___ Data shown ___
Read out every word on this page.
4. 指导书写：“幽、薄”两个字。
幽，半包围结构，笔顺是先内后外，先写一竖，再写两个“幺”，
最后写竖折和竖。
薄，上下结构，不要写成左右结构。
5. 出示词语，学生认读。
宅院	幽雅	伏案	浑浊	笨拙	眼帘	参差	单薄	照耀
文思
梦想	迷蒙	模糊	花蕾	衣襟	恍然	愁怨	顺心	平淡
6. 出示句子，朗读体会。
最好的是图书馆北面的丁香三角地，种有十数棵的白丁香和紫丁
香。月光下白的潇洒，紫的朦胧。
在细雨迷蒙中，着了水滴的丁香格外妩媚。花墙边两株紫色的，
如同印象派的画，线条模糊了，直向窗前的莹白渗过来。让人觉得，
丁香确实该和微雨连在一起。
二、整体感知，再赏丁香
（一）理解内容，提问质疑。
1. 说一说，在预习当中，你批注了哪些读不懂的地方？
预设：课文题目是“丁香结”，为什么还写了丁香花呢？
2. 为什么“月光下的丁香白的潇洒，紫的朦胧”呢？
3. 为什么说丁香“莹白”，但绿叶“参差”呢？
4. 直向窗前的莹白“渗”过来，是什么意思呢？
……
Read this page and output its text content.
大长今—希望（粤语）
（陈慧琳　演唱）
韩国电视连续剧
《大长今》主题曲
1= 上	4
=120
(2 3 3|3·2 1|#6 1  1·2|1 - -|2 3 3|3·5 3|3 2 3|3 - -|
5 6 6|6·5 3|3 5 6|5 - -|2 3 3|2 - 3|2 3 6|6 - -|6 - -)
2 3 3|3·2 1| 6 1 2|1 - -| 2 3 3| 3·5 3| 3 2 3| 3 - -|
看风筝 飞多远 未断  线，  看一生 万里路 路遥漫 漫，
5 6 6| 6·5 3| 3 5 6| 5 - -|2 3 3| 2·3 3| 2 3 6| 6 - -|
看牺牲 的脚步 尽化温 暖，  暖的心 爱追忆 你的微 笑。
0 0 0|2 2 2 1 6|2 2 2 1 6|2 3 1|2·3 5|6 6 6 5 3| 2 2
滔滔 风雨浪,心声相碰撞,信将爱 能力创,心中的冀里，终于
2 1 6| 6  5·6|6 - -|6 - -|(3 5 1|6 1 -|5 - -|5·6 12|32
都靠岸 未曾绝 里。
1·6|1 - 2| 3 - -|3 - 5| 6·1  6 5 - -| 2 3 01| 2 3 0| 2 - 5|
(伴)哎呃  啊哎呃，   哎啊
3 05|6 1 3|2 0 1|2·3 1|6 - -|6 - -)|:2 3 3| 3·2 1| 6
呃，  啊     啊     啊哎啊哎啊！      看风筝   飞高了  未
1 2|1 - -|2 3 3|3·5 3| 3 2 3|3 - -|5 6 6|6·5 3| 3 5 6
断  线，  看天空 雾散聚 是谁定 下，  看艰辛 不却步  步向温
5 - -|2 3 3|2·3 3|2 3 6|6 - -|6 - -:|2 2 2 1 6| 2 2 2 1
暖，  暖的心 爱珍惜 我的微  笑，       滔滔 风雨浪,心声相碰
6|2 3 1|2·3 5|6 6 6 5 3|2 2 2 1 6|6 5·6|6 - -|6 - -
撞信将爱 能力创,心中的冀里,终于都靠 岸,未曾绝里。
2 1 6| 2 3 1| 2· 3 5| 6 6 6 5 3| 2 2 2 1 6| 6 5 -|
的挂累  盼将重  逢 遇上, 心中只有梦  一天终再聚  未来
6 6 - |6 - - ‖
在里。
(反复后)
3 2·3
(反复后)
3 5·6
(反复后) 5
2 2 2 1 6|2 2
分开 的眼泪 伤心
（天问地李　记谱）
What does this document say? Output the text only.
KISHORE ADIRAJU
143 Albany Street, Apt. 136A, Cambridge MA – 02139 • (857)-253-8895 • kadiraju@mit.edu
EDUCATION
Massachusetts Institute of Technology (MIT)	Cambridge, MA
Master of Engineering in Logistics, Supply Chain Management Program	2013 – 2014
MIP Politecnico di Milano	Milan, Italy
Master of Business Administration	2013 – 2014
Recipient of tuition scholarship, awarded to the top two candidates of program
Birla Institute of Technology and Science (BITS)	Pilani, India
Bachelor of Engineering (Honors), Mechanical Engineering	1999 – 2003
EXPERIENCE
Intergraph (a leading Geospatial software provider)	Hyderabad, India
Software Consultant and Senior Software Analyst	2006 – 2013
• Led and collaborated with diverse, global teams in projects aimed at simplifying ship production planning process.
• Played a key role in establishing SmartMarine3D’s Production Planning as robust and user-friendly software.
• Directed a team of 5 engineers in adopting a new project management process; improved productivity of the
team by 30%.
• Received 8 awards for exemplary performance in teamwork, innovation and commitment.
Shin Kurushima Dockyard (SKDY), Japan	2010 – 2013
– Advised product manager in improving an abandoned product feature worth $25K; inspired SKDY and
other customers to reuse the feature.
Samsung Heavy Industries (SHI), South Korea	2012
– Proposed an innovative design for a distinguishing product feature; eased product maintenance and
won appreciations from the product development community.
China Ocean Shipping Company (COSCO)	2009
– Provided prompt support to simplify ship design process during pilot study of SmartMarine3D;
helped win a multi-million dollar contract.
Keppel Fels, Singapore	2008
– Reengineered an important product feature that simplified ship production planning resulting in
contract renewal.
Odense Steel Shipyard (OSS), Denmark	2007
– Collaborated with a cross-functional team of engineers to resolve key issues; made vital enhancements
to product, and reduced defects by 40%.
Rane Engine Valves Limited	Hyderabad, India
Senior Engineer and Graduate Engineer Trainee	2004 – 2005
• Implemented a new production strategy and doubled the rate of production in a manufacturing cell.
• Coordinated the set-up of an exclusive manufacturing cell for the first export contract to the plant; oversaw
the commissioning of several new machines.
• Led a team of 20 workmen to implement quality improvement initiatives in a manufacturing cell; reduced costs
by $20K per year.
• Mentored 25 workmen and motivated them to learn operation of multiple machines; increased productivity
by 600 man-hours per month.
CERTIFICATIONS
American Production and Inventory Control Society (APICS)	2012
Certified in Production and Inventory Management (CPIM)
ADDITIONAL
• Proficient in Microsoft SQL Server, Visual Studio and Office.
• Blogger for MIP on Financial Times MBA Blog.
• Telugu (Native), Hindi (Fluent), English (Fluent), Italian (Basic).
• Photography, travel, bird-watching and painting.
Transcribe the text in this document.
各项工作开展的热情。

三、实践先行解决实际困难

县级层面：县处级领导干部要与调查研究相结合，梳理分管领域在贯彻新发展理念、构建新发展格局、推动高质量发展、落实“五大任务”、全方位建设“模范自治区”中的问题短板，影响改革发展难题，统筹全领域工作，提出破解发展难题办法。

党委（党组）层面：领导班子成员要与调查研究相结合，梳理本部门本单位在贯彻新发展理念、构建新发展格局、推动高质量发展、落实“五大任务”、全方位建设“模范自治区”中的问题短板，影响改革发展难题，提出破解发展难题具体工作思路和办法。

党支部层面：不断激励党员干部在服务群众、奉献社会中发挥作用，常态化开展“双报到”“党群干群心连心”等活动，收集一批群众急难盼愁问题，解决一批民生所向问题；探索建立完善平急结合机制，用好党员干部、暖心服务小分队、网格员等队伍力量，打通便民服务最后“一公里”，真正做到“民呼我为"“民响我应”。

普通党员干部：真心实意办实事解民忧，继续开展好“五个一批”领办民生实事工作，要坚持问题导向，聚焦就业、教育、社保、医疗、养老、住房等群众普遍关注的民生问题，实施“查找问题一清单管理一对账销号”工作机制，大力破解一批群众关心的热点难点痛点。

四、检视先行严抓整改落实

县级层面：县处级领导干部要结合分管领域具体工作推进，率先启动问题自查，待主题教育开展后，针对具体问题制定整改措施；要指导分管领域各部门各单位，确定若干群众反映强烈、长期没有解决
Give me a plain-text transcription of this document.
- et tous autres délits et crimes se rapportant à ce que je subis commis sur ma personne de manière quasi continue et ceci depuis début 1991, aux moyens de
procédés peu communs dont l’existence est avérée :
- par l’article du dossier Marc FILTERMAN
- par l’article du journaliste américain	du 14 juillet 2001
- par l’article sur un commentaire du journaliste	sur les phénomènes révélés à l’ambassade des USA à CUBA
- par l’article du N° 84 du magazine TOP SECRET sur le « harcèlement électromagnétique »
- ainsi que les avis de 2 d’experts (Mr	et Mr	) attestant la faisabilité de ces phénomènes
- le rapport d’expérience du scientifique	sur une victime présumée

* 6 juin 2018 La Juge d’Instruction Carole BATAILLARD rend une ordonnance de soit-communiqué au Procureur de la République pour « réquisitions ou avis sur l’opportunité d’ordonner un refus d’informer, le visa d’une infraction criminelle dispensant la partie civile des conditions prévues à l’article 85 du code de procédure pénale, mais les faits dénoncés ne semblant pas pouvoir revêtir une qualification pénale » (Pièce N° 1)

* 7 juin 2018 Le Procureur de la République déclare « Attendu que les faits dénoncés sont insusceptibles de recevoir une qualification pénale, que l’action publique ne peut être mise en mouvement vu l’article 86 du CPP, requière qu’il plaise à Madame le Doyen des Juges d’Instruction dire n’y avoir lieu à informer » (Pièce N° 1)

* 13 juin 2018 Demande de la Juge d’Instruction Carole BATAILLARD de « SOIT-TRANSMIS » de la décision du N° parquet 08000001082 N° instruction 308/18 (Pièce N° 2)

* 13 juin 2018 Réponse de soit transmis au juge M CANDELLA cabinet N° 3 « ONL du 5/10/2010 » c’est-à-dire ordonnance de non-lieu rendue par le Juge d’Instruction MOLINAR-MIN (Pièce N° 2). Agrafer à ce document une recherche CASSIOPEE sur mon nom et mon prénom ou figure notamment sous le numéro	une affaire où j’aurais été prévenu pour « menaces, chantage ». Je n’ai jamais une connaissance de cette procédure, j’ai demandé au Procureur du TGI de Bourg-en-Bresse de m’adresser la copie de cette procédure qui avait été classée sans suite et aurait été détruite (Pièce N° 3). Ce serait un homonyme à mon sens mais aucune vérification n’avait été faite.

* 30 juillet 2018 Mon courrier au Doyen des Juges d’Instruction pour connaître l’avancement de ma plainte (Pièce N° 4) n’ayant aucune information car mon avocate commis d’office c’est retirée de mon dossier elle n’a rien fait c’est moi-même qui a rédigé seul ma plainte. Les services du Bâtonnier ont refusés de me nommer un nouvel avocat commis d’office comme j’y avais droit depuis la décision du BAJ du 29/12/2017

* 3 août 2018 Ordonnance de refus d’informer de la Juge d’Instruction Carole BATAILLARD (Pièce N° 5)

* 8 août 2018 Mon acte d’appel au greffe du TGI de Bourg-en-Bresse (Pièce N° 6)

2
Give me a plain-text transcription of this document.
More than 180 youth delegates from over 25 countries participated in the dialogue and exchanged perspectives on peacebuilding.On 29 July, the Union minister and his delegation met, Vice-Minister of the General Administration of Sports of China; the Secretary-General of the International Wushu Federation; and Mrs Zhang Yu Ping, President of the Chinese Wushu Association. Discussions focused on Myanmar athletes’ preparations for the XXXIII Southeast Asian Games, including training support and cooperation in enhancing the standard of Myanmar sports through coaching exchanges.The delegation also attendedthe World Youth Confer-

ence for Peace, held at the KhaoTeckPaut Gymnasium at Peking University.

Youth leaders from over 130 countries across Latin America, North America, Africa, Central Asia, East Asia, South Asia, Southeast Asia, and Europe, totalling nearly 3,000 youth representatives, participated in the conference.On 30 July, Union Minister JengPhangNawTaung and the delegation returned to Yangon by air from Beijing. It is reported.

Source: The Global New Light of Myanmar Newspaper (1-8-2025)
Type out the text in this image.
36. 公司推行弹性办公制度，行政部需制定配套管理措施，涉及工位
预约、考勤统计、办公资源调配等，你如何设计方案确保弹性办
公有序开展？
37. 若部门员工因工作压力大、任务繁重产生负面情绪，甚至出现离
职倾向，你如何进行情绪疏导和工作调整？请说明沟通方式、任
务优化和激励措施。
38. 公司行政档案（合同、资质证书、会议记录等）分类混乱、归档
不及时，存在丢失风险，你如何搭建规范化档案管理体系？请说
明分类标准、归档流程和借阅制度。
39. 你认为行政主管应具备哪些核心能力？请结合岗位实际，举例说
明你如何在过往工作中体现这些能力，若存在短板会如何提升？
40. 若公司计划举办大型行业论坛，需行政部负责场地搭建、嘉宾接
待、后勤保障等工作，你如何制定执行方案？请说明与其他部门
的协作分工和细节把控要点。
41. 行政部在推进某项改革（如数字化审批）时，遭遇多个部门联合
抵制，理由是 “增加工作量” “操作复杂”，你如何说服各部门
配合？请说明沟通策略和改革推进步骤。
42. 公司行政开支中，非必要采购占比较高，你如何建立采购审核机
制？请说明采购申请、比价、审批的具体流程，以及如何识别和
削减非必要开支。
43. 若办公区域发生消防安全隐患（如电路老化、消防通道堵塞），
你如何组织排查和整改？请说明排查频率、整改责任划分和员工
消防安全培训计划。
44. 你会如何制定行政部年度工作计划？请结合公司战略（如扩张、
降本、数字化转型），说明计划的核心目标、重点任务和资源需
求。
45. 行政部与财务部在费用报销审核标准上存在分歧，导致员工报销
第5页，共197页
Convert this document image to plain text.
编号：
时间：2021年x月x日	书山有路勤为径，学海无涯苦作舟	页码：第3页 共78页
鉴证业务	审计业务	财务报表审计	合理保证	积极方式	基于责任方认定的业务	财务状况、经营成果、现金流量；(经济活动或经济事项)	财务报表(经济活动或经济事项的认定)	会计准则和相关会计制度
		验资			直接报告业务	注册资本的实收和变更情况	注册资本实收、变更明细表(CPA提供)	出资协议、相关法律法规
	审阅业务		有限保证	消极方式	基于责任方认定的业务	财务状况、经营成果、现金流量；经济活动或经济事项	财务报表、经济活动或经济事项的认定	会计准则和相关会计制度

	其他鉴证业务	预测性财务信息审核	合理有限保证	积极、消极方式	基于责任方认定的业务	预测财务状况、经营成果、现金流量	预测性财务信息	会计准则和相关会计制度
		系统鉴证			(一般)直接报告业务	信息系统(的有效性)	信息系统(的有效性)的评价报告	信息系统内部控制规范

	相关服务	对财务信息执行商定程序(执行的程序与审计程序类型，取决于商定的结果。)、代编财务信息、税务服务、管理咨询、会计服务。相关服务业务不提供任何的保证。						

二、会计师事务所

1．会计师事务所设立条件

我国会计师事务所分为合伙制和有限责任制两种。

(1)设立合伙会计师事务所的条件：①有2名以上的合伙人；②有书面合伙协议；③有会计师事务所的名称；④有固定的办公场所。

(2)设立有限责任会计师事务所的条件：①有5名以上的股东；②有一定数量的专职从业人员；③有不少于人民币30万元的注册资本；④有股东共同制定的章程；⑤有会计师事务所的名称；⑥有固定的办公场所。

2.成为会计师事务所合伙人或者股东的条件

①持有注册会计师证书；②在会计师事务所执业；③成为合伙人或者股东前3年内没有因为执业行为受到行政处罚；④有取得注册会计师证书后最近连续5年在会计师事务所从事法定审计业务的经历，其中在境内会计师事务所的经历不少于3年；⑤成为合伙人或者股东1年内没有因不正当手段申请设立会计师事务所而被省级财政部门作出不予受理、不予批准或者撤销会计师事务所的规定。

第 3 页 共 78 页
___
* **What you will do**
Read through the entries and copy each line in which "China" appears.

* **Exercise result**
China Ocean Shipping Company (COSCO)	2009
More than 180 youth delegates from over 25 countries participated in the dialogue and exchanged perspectives on peacebuilding.On 29 July, the Union minister and his delegation met, Vice-Minister of the General Administration of Sports of China; the Secretary-General of the International Wushu Federation; and Mrs Zhang Yu Ping, President of the Chinese Wushu Association. Discussions focused on Myanmar athletes’ preparations for the XXXIII Southeast Asian Games, including training support and cooperation in enhancing the standard of Myanmar sports through coaching exchanges.The delegation also attendedthe World Youth Confer-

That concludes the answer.